• **The exercise**
What lines of the data hold the string "wymagania"? Pull each one out.

-------- Data records

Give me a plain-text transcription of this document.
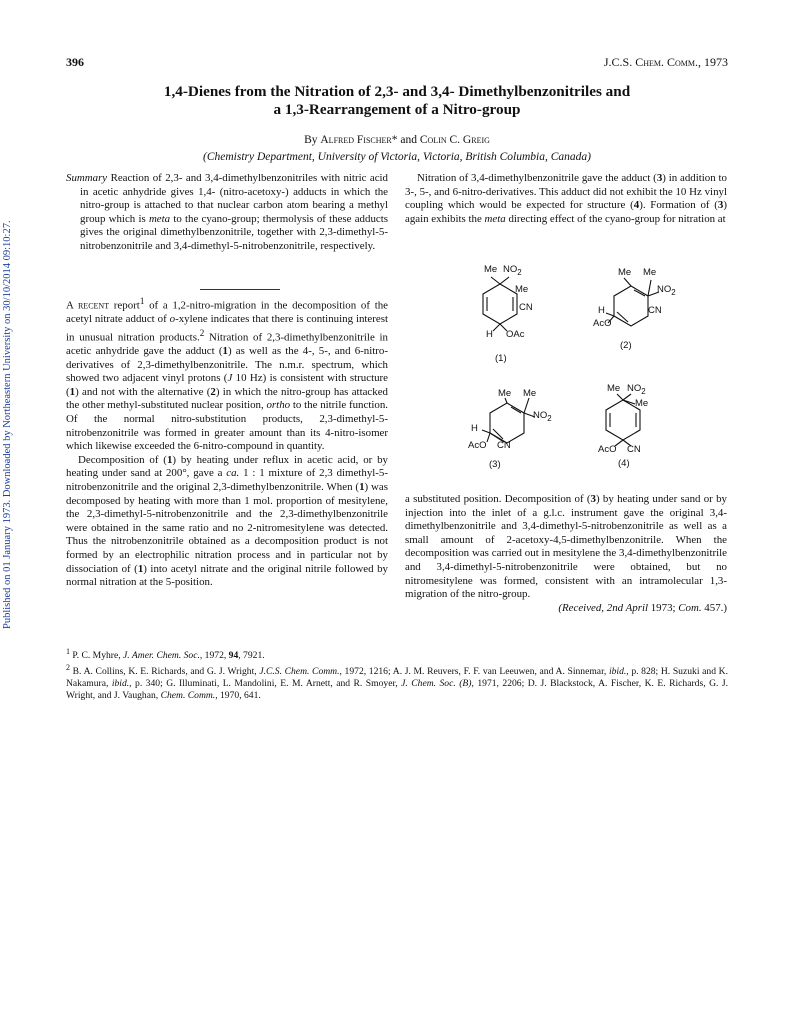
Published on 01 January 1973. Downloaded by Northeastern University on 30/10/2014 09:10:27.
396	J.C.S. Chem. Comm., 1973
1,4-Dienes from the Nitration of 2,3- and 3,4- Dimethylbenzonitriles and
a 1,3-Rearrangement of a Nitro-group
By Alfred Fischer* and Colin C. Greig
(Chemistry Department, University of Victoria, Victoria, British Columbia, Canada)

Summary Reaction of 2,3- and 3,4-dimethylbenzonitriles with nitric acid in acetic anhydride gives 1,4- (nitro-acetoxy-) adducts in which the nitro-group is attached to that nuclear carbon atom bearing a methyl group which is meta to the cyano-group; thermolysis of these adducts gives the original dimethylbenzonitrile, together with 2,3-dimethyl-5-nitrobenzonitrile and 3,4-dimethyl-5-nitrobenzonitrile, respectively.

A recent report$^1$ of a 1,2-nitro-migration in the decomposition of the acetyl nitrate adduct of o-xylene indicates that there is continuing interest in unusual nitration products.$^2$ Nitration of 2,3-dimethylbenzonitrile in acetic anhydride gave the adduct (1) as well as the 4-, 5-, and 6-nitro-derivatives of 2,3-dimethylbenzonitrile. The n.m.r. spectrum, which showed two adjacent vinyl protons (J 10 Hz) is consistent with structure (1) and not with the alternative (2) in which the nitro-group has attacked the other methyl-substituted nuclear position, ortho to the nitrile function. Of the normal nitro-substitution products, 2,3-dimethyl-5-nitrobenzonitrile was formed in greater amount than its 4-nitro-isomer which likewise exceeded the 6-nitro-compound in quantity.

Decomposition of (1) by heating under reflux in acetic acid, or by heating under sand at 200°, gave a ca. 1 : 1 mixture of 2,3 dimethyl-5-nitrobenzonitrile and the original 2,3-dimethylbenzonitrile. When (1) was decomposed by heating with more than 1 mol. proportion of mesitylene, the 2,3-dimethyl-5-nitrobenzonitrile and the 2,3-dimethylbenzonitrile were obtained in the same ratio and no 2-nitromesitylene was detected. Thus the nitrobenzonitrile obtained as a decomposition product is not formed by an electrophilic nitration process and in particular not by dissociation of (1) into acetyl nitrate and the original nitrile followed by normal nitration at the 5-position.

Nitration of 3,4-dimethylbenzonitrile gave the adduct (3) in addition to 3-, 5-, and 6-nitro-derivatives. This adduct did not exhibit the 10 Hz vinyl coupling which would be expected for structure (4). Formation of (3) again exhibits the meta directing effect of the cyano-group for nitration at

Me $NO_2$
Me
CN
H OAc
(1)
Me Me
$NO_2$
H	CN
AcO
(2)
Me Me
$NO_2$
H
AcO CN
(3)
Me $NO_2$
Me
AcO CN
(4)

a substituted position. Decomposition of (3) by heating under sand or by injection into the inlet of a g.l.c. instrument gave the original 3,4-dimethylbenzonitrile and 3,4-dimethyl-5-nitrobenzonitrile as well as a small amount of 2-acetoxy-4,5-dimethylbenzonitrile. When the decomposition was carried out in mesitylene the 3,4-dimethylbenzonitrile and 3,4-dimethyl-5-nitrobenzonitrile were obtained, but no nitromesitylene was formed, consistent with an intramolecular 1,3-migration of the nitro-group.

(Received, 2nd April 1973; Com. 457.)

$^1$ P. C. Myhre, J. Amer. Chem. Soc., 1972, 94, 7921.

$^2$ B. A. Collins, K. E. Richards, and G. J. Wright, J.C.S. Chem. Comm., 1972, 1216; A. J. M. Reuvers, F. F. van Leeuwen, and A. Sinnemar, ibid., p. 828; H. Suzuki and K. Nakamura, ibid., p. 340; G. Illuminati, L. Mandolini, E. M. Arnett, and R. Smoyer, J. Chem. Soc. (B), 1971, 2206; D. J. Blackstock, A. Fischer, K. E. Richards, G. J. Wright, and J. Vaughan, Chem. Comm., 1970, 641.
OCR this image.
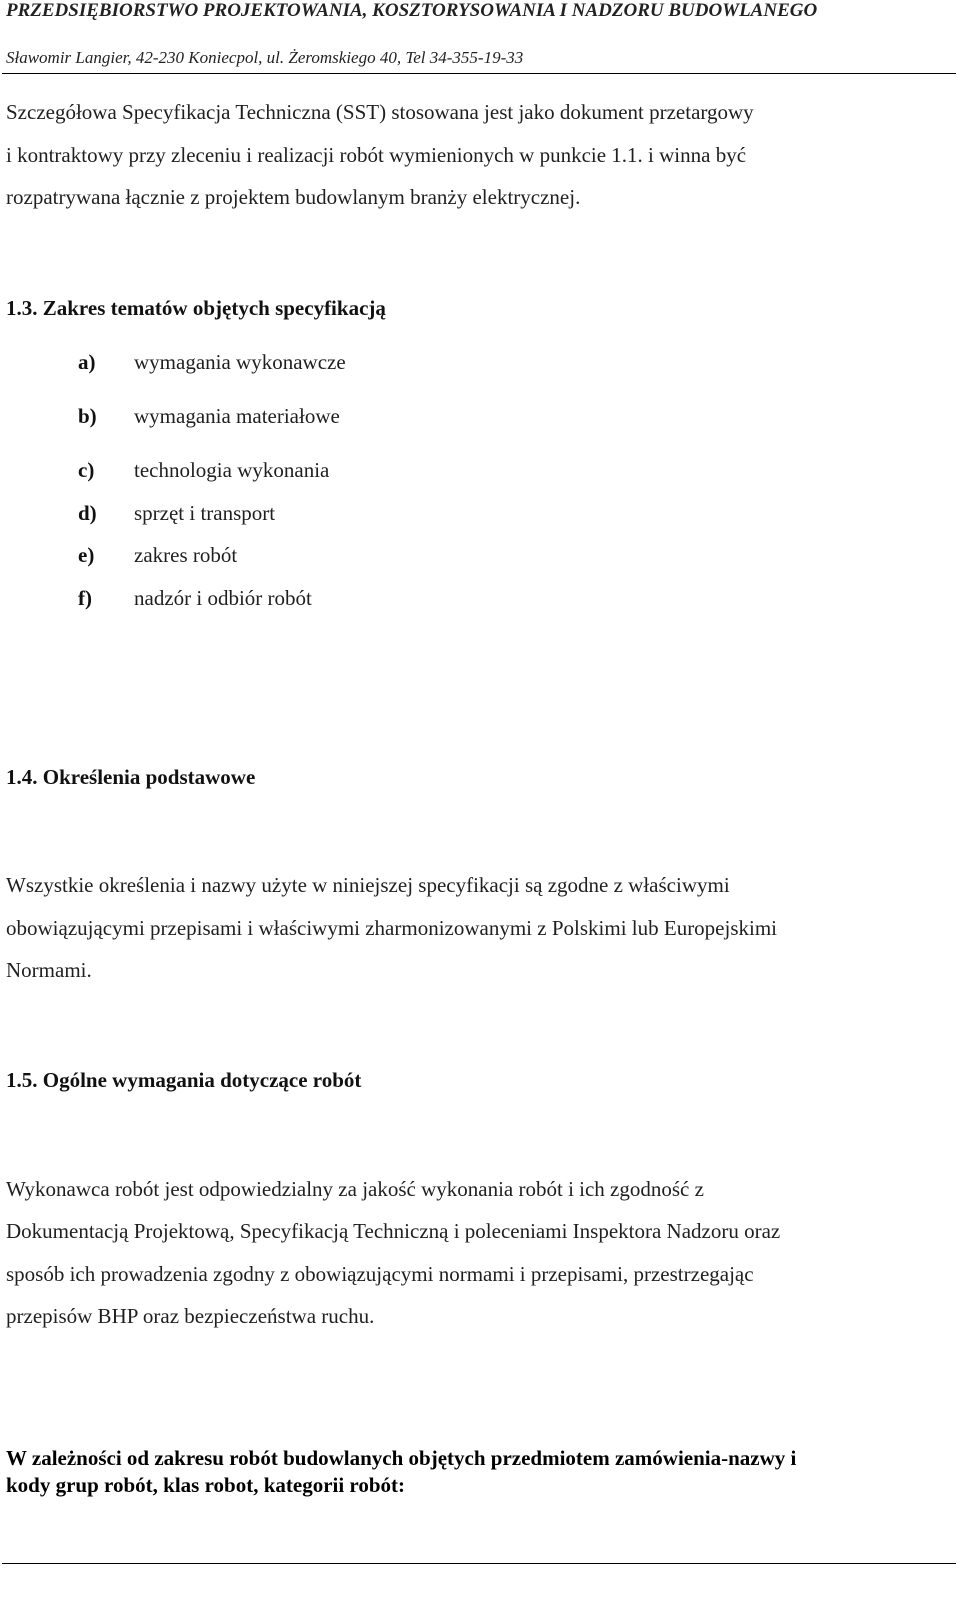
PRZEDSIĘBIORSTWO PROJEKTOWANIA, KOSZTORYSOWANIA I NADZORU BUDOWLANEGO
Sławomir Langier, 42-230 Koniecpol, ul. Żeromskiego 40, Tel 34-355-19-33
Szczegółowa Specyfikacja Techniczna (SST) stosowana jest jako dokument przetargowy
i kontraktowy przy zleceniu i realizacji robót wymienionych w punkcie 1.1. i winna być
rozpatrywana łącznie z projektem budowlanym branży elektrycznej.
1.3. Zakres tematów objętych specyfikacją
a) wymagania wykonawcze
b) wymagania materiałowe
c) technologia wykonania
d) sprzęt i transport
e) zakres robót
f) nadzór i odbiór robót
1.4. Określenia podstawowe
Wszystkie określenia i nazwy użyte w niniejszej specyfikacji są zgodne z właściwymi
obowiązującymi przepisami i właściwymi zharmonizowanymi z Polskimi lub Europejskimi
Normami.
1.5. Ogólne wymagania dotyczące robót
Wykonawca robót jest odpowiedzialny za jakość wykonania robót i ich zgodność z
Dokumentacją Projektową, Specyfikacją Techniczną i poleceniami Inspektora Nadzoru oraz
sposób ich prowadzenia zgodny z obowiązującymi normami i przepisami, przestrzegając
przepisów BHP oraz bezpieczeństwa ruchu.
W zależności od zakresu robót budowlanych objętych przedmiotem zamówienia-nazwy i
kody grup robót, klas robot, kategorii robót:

----------------

• **Response for this exercise**
a) wymagania wykonawcze
b) wymagania materiałowe
1.5. Ogólne wymagania dotyczące robót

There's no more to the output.